EXTRACTED ENTRIES »

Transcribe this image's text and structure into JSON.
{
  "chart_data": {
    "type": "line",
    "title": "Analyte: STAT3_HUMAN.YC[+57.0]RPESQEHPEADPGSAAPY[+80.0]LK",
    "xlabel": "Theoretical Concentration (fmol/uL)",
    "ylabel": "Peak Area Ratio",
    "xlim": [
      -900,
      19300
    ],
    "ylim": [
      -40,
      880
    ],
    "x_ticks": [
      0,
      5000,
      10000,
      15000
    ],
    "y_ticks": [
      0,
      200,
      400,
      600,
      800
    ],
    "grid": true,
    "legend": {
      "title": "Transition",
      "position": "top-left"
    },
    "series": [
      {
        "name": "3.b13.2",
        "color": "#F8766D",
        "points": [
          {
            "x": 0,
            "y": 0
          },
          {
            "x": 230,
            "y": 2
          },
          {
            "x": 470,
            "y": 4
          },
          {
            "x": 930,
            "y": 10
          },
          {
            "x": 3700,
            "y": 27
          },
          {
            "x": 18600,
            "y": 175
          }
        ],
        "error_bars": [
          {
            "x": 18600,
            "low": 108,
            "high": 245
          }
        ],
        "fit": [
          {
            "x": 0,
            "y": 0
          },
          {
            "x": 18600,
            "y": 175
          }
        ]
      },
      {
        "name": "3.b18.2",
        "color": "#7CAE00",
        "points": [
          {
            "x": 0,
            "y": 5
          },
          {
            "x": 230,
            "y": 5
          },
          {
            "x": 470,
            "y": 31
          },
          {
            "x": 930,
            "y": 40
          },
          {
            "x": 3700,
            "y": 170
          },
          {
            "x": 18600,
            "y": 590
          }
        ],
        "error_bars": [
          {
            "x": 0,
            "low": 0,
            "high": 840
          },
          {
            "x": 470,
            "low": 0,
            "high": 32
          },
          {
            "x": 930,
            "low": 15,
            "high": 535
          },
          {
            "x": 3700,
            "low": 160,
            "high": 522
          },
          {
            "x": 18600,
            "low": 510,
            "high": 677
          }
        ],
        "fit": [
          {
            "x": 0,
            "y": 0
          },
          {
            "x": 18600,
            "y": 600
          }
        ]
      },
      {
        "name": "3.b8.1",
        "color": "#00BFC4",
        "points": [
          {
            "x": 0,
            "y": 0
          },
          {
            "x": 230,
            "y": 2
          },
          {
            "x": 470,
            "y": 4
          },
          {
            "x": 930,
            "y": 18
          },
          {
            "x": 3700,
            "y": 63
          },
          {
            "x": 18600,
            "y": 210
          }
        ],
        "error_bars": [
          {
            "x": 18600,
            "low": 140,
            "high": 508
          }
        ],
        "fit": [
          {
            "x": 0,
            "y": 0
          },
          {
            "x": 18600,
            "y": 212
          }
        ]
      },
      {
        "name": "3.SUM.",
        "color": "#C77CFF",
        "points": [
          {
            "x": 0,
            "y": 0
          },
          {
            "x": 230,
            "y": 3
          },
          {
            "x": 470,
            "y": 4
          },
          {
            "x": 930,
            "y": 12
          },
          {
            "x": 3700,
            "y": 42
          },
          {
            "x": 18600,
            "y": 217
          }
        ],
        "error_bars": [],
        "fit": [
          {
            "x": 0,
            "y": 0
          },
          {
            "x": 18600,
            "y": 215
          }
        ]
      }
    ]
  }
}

THE TASK »
Go through the entries and return each line where the word "title" appears.

IN RESPONSE »
    "title": "Analyte: STAT3_HUMAN.YC[+57.0]RPESQEHPEADPGSAAPY[+80.0]LK",
      "title": "Transition",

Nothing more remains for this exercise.